_Data shown_
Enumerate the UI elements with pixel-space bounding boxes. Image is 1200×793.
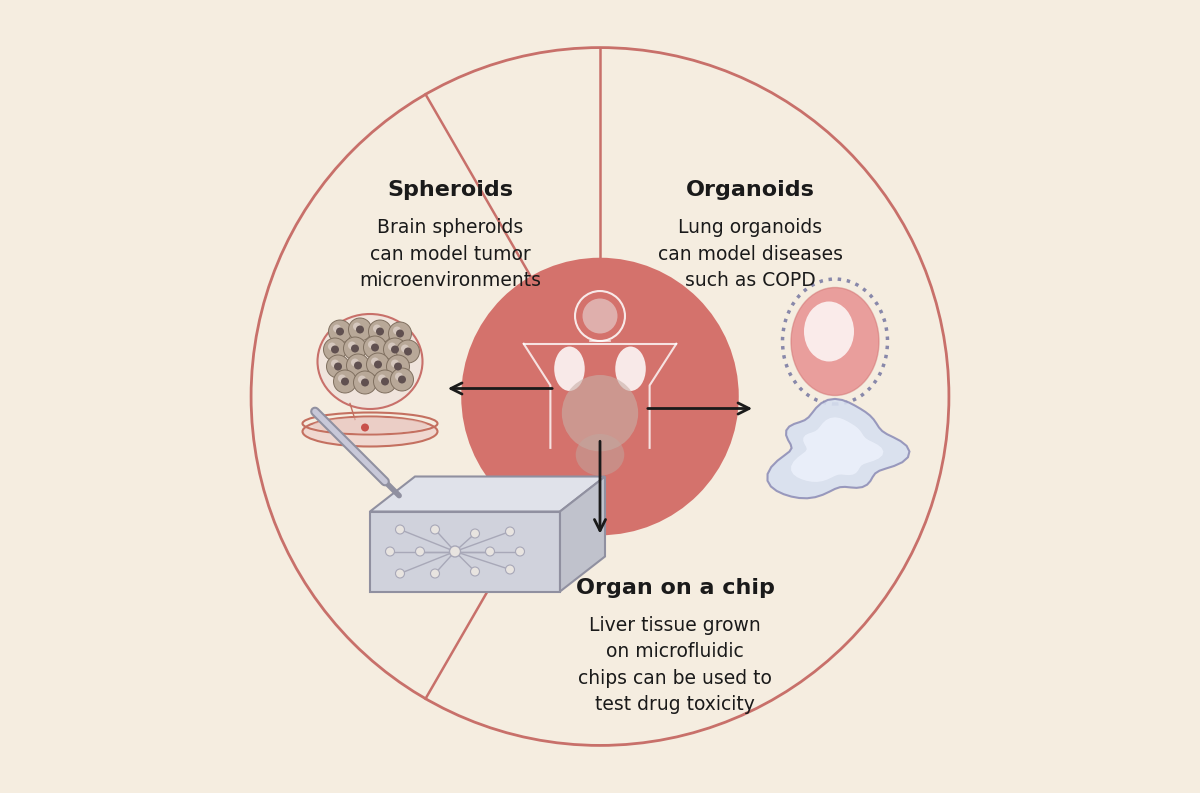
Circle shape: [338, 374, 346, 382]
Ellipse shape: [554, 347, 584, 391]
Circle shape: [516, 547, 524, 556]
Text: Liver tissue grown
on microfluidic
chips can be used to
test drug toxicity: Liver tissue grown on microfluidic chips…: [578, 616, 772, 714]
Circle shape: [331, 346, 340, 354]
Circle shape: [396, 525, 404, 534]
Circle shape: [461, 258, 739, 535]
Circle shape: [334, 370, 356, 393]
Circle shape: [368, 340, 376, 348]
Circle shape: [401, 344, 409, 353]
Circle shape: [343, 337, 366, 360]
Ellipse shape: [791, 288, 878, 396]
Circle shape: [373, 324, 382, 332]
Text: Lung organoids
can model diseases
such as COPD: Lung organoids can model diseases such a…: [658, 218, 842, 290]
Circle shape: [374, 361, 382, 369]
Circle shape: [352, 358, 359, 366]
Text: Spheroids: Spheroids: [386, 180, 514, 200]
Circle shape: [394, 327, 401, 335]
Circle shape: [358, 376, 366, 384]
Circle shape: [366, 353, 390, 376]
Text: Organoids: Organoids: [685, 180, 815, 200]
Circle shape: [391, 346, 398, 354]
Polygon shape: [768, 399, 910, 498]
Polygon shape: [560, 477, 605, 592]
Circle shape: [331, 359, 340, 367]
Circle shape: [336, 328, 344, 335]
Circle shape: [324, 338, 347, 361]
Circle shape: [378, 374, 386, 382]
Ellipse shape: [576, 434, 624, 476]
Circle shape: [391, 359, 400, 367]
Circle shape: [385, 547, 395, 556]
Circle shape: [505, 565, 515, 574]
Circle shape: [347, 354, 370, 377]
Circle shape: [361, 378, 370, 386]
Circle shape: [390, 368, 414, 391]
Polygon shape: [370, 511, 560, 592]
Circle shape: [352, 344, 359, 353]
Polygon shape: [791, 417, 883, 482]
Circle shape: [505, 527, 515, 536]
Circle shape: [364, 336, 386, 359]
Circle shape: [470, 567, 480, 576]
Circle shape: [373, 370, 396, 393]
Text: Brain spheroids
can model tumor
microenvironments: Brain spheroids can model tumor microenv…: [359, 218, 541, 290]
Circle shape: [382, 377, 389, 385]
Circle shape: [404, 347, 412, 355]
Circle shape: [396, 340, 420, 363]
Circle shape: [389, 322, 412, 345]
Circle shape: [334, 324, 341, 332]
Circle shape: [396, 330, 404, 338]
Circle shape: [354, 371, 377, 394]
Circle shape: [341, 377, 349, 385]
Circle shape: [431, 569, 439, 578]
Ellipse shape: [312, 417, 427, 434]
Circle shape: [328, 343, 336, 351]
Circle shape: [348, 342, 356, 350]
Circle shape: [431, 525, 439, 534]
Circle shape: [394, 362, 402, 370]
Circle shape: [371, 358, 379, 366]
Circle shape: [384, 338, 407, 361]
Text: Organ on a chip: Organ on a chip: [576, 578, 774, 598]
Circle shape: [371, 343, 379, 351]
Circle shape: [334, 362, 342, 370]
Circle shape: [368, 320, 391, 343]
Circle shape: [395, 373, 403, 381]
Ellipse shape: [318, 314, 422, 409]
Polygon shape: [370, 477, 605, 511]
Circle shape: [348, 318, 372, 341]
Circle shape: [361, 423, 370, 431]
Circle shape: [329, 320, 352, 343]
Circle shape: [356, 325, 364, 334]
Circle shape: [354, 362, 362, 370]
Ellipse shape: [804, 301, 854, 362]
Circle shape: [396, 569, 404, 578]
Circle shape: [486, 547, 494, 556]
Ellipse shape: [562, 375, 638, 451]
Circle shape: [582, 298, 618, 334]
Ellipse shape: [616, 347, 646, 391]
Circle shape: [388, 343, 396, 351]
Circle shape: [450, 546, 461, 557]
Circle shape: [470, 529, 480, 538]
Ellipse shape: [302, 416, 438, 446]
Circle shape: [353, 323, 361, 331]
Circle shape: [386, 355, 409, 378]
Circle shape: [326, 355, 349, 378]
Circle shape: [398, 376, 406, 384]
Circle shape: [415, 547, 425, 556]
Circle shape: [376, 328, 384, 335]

_Problem to solve_
Out of the records, collect only those lines that contain the string "diseases".

_Your solution_
can model diseases
such as COPD: Lung organoids can model diseases such a…: [658, 218, 842, 290]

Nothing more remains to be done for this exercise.